Stored entries:

------------------------------------------------

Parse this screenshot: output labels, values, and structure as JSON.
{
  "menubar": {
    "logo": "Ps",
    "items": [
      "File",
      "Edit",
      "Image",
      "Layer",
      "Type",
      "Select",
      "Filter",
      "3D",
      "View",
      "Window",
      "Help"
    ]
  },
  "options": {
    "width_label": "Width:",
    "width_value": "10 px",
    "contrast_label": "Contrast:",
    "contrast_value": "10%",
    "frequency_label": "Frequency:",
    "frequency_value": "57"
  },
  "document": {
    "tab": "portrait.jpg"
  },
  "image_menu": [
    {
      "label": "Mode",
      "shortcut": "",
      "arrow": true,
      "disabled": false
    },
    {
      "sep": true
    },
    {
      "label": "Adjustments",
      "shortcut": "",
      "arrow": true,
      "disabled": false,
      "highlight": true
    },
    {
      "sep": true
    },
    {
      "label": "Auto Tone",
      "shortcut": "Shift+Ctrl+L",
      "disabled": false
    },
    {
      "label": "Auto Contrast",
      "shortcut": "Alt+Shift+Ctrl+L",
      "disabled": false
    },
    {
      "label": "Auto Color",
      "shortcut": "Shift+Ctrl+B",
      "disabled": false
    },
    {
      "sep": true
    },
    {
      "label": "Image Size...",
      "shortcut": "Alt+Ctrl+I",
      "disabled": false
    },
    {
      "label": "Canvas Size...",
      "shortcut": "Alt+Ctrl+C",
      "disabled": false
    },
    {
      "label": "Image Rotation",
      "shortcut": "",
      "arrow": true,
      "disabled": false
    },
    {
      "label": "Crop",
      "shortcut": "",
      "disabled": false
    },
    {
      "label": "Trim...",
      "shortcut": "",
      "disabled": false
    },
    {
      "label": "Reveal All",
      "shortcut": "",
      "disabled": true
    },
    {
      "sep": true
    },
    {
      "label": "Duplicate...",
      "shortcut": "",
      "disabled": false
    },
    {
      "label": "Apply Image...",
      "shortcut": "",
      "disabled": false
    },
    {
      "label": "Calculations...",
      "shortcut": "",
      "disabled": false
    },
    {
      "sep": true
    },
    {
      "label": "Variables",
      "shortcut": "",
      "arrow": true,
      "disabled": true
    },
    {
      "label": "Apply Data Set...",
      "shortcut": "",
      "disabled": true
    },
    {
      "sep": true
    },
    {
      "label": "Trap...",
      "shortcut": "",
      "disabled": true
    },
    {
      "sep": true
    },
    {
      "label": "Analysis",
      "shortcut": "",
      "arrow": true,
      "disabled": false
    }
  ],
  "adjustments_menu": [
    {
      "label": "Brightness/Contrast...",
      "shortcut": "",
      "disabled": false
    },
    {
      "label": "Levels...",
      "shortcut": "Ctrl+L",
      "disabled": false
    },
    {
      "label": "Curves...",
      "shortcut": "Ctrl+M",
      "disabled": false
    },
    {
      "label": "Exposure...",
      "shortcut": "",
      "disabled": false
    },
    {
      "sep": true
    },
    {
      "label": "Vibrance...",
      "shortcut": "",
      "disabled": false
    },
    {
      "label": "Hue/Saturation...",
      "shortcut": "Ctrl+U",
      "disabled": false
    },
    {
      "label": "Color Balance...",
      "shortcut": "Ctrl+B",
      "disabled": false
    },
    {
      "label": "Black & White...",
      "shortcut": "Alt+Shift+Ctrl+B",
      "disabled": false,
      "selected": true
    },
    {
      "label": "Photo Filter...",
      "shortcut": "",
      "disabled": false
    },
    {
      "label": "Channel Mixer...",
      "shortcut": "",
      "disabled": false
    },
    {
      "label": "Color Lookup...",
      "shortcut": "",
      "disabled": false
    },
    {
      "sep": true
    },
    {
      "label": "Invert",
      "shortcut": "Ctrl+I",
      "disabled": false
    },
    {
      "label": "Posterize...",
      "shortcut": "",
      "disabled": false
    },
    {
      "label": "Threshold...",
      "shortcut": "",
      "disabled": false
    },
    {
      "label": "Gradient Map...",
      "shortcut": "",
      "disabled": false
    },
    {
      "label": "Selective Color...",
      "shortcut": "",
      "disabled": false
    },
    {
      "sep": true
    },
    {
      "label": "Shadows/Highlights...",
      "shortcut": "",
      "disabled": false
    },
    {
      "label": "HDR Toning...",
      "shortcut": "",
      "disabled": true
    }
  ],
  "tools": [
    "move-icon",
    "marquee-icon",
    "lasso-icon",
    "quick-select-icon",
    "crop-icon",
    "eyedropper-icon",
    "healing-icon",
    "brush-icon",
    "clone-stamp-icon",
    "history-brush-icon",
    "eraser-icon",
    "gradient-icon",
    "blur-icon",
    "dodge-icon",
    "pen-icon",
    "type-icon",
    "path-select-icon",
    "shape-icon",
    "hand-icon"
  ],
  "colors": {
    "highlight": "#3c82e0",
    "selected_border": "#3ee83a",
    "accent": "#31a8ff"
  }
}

------------------------------------------------

## Task objective
Which lines above contain the word "Auto"? Copy each of them.

## Response
      "label": "Auto Tone",
      "label": "Auto Contrast",
      "label": "Auto Color",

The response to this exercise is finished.